Goal: From the entries below, please gather each line containing the string "values".

Dataset records:
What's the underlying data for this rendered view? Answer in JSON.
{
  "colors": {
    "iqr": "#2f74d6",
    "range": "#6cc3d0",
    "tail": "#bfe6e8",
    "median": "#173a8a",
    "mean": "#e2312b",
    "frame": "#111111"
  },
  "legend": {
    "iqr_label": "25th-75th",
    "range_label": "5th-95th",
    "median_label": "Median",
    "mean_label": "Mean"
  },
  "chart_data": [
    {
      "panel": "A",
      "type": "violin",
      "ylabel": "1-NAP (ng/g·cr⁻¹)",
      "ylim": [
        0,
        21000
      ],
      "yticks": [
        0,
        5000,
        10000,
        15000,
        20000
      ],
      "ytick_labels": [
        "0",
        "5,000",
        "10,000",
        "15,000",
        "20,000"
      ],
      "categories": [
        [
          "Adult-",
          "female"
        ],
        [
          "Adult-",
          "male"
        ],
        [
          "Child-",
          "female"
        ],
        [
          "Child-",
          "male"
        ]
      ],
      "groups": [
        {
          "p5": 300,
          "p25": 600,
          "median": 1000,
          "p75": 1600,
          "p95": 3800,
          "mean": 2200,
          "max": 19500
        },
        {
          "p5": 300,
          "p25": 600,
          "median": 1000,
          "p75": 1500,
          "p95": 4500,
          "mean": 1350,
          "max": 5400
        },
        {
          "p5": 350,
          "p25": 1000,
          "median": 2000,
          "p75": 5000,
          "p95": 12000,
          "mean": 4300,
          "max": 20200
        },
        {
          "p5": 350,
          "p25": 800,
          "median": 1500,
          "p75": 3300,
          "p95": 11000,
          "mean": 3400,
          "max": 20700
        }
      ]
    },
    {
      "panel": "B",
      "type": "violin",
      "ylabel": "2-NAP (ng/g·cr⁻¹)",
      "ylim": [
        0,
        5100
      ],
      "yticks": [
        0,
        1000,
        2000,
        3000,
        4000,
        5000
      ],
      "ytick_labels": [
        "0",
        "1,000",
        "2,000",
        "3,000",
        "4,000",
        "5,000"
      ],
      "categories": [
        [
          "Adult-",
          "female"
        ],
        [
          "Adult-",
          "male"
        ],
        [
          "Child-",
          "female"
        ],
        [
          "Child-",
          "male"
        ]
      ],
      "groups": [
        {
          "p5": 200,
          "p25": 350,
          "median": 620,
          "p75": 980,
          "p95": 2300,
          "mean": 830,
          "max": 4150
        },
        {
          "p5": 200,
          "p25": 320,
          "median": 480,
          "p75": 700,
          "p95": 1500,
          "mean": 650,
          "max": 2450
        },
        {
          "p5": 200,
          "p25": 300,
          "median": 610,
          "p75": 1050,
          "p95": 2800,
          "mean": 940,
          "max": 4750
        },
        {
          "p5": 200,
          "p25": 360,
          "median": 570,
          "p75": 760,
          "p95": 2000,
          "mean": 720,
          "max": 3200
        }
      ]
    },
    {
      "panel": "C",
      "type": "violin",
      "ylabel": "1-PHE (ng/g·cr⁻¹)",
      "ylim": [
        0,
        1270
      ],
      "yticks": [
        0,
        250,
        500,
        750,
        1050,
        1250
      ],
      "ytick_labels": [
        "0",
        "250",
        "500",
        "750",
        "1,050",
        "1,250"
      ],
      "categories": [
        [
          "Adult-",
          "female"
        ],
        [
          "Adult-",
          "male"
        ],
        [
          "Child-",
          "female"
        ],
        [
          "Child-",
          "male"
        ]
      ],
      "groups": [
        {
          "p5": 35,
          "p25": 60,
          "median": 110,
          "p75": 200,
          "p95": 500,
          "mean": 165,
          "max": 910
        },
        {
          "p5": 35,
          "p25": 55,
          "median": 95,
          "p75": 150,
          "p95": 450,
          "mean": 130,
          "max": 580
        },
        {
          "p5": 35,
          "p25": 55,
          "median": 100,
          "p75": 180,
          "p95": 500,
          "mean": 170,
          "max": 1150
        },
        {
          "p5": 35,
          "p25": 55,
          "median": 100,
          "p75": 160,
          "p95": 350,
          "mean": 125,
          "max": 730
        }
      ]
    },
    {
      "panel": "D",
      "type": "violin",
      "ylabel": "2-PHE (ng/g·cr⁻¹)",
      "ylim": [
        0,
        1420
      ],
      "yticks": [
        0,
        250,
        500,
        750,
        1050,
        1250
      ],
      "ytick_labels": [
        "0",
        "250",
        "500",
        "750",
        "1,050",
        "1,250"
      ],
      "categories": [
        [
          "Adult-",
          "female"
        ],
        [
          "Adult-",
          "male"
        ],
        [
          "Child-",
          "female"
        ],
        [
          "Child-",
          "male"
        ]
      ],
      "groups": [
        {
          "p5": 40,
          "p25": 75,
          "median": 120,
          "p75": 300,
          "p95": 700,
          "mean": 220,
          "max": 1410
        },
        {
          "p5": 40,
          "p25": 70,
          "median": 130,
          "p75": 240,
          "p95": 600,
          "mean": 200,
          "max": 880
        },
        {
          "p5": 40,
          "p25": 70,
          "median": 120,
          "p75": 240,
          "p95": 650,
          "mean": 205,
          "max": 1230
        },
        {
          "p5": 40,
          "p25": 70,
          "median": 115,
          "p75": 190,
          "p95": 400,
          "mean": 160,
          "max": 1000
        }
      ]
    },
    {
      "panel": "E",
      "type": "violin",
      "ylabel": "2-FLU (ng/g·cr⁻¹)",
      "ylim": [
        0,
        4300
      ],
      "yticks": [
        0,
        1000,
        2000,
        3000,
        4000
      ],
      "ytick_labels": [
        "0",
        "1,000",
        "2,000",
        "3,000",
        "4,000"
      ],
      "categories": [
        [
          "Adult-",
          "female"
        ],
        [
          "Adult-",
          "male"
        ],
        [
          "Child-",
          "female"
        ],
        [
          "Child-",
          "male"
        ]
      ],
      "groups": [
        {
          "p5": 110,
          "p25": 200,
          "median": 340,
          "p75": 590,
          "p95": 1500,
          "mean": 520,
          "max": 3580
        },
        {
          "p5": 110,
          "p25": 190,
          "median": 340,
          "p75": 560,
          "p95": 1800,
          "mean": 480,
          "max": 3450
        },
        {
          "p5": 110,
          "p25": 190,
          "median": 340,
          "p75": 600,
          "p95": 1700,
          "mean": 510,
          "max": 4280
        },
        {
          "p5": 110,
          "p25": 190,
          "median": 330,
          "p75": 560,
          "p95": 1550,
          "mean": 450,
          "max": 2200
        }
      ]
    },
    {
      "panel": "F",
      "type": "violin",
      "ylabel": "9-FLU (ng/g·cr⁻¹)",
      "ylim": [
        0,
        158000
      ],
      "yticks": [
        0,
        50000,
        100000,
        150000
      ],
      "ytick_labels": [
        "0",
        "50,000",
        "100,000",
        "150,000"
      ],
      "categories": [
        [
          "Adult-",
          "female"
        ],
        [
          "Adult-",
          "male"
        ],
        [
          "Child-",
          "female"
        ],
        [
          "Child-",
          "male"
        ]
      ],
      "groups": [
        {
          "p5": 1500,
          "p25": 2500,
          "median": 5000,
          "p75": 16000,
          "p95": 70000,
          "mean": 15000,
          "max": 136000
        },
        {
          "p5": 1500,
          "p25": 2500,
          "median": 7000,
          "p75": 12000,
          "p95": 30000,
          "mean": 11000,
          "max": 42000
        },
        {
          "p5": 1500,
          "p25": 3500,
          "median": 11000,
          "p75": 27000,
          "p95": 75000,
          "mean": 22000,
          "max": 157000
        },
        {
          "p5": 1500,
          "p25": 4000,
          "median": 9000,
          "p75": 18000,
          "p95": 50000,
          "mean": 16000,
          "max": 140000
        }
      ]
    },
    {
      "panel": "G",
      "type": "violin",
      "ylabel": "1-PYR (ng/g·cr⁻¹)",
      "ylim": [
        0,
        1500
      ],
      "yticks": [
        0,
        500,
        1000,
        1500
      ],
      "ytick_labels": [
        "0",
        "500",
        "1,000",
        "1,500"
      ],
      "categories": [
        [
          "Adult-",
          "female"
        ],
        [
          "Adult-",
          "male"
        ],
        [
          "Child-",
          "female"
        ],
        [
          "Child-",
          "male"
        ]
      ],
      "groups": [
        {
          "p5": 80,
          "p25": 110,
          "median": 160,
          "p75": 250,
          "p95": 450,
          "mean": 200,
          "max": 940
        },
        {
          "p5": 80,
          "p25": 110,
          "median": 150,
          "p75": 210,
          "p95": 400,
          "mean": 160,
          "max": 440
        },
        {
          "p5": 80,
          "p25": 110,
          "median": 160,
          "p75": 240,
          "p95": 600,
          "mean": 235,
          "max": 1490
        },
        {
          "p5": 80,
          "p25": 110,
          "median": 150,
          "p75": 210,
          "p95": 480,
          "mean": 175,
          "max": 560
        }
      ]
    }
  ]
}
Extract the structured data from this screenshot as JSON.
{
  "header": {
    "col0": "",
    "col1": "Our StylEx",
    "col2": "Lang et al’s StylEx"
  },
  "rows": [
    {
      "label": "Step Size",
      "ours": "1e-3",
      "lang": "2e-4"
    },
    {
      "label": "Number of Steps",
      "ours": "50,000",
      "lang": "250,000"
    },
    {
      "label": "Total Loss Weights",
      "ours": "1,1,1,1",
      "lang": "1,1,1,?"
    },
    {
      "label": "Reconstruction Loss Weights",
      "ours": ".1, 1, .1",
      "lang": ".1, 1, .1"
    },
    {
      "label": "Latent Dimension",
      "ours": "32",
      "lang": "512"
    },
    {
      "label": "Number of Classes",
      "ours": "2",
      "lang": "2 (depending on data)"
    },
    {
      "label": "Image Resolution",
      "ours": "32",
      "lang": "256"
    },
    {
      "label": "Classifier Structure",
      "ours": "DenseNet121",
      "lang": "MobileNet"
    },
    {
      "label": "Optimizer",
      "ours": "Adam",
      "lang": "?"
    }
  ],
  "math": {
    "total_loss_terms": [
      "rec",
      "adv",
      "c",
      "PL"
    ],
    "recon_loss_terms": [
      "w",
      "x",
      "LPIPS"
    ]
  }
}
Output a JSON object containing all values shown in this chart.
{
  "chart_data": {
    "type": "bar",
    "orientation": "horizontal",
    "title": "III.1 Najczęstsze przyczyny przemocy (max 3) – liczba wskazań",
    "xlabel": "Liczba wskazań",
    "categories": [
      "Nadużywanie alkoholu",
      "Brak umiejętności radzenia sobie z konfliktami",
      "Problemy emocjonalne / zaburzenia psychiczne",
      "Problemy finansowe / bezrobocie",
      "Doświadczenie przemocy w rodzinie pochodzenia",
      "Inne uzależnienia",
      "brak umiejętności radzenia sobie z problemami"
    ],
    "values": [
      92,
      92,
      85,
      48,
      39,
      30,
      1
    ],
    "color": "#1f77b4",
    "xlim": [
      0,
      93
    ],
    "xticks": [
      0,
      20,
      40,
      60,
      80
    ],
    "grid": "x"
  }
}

Problem solution:
Output a JSON object containing all values shown in this chart.
    "values": [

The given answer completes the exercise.